◆ BRIEF
Tally every line of the listing below that holds "пятая", then give the tally alone.

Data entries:
────────

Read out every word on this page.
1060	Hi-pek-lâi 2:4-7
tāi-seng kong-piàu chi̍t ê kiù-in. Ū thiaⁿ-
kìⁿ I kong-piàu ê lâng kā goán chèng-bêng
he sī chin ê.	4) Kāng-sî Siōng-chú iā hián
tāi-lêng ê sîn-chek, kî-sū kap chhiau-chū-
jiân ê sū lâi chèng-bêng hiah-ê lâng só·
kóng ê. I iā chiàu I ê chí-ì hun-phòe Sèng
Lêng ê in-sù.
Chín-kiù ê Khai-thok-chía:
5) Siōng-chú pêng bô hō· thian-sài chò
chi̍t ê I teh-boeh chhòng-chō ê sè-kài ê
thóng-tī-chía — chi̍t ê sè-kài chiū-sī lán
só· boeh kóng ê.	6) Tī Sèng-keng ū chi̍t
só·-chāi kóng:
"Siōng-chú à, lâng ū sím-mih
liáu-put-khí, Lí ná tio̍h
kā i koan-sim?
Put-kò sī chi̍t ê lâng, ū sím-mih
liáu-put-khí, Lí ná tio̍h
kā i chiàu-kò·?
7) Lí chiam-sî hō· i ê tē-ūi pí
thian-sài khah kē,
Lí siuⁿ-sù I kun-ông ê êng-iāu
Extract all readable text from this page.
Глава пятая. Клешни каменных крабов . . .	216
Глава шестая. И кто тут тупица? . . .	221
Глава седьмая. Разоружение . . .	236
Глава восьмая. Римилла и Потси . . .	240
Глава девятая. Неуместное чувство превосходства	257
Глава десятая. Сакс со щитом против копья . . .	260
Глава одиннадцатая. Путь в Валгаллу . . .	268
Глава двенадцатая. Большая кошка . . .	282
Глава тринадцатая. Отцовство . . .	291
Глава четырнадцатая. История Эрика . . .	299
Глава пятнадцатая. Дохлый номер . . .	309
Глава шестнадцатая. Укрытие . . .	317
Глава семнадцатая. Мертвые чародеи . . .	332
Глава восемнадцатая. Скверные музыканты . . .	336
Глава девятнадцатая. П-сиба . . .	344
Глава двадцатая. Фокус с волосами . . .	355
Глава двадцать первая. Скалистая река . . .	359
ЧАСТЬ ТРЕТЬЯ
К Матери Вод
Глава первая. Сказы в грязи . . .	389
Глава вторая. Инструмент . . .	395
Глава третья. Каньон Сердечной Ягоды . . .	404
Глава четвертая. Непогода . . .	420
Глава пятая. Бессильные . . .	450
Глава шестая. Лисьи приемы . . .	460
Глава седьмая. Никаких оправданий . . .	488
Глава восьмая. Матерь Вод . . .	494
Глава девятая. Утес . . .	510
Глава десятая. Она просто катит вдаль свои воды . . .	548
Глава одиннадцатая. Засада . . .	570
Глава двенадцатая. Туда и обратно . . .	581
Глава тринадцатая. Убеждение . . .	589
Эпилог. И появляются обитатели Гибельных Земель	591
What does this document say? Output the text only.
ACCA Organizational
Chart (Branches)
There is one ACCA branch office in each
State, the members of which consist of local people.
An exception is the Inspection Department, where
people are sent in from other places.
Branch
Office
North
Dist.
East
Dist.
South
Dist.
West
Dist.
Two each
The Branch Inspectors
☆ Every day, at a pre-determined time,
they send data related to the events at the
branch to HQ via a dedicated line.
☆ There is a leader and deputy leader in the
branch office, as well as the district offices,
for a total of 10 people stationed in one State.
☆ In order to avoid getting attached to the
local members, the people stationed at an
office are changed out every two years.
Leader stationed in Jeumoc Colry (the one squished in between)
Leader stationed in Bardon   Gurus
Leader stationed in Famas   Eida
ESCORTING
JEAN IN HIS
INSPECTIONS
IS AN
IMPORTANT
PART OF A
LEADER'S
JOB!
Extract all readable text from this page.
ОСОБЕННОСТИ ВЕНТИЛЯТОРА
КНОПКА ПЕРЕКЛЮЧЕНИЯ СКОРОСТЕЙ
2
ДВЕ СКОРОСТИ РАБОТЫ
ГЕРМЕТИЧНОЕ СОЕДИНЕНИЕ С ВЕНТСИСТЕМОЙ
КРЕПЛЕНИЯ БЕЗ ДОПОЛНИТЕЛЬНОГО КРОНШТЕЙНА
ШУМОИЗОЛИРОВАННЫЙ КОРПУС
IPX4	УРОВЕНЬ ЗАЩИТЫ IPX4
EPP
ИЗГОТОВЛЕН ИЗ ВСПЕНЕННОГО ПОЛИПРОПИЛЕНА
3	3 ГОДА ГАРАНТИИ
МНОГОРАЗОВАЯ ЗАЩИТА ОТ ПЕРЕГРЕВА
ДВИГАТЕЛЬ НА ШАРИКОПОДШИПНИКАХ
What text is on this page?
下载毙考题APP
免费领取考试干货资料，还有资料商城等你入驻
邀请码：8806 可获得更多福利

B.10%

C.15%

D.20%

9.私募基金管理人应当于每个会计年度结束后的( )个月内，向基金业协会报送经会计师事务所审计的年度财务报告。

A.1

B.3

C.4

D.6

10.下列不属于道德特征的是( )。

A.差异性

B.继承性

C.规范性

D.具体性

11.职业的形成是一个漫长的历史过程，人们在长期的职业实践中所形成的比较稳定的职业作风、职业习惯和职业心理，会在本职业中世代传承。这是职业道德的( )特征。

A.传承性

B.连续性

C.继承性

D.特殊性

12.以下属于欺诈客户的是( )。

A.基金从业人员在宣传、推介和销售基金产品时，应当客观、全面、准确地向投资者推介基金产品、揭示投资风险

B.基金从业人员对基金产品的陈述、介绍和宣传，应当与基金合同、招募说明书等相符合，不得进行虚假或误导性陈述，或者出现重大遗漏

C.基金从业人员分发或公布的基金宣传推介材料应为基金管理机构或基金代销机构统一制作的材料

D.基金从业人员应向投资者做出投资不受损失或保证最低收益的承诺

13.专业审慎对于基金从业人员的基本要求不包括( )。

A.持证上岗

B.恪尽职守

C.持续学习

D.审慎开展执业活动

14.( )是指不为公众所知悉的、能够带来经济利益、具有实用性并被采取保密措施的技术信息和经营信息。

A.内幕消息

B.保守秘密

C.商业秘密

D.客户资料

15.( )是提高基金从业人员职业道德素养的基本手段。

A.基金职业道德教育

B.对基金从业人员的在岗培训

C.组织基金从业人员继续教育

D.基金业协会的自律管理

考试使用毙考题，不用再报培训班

────────

◆ PROBLEM SOLUTION
2